What you have to do: Exclude all pictures, then copy each of the records exactly as written.

(Collected data)
-----
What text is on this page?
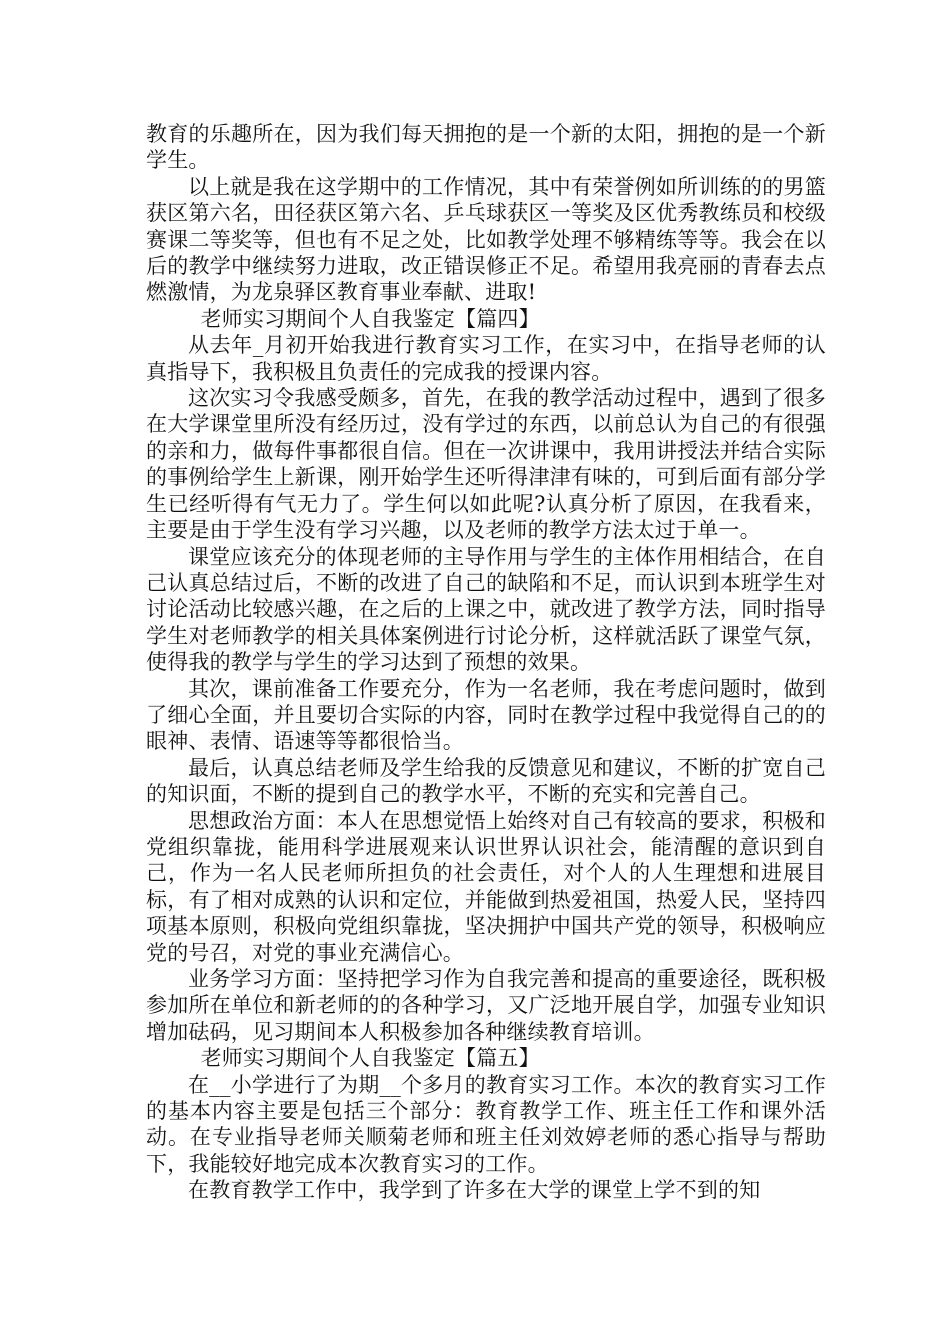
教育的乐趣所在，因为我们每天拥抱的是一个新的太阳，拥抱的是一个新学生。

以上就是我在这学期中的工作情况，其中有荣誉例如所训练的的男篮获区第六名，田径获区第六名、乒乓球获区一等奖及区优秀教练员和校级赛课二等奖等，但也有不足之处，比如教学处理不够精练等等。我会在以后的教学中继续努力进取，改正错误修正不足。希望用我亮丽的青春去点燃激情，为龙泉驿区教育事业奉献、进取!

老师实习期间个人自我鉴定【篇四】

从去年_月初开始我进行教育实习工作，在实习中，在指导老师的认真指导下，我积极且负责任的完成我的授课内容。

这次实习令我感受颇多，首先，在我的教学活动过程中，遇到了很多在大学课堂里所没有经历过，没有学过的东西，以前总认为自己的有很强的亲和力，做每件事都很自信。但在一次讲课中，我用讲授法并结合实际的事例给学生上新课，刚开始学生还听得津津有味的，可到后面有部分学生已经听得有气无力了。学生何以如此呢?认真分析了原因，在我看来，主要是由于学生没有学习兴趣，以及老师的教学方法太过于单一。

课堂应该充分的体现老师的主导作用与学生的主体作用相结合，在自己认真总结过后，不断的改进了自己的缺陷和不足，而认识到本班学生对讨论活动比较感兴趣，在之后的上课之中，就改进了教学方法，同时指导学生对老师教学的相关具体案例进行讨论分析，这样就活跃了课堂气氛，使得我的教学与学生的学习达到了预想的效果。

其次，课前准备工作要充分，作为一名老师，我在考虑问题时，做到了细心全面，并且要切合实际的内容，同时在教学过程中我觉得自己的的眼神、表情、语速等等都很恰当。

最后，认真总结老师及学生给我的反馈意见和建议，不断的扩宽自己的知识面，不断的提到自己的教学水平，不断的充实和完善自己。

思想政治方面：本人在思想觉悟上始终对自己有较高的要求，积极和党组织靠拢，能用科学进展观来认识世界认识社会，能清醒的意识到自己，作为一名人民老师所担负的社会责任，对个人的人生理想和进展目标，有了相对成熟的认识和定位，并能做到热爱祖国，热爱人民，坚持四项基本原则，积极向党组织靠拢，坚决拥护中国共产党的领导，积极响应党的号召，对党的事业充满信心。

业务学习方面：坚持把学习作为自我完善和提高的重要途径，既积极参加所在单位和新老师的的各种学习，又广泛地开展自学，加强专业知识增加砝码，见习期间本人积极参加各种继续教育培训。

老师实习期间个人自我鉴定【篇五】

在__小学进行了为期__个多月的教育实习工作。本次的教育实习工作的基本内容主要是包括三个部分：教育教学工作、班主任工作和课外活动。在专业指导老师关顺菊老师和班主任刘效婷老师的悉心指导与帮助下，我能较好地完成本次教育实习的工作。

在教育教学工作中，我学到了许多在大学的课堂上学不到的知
-----
Solved problem:
What text is on this page?
教育的乐趣所在，因为我们每天拥抱的是一个新的太阳，拥抱的是一个新学生。

以上就是我在这学期中的工作情况，其中有荣誉例如所训练的的男篮获区第六名，田径获区第六名、乒乓球获区一等奖及区优秀教练员和校级赛课二等奖等，但也有不足之处，比如教学处理不够精练等等。我会在以后的教学中继续努力进取，改正错误修正不足。希望用我亮丽的青春去点燃激情，为龙泉驿区教育事业奉献、进取!

老师实习期间个人自我鉴定【篇四】

从去年_月初开始我进行教育实习工作，在实习中，在指导老师的认真指导下，我积极且负责任的完成我的授课内容。

这次实习令我感受颇多，首先，在我的教学活动过程中，遇到了很多在大学课堂里所没有经历过，没有学过的东西，以前总认为自己的有很强的亲和力，做每件事都很自信。但在一次讲课中，我用讲授法并结合实际的事例给学生上新课，刚开始学生还听得津津有味的，可到后面有部分学生已经听得有气无力了。学生何以如此呢?认真分析了原因，在我看来，主要是由于学生没有学习兴趣，以及老师的教学方法太过于单一。

课堂应该充分的体现老师的主导作用与学生的主体作用相结合，在自己认真总结过后，不断的改进了自己的缺陷和不足，而认识到本班学生对讨论活动比较感兴趣，在之后的上课之中，就改进了教学方法，同时指导学生对老师教学的相关具体案例进行讨论分析，这样就活跃了课堂气氛，使得我的教学与学生的学习达到了预想的效果。

其次，课前准备工作要充分，作为一名老师，我在考虑问题时，做到了细心全面，并且要切合实际的内容，同时在教学过程中我觉得自己的的眼神、表情、语速等等都很恰当。

最后，认真总结老师及学生给我的反馈意见和建议，不断的扩宽自己的知识面，不断的提到自己的教学水平，不断的充实和完善自己。

思想政治方面：本人在思想觉悟上始终对自己有较高的要求，积极和党组织靠拢，能用科学进展观来认识世界认识社会，能清醒的意识到自己，作为一名人民老师所担负的社会责任，对个人的人生理想和进展目标，有了相对成熟的认识和定位，并能做到热爱祖国，热爱人民，坚持四项基本原则，积极向党组织靠拢，坚决拥护中国共产党的领导，积极响应党的号召，对党的事业充满信心。

业务学习方面：坚持把学习作为自我完善和提高的重要途径，既积极参加所在单位和新老师的的各种学习，又广泛地开展自学，加强专业知识增加砝码，见习期间本人积极参加各种继续教育培训。

老师实习期间个人自我鉴定【篇五】

在__小学进行了为期__个多月的教育实习工作。本次的教育实习工作的基本内容主要是包括三个部分：教育教学工作、班主任工作和课外活动。在专业指导老师关顺菊老师和班主任刘效婷老师的悉心指导与帮助下，我能较好地完成本次教育实习的工作。

在教育教学工作中，我学到了许多在大学的课堂上学不到的知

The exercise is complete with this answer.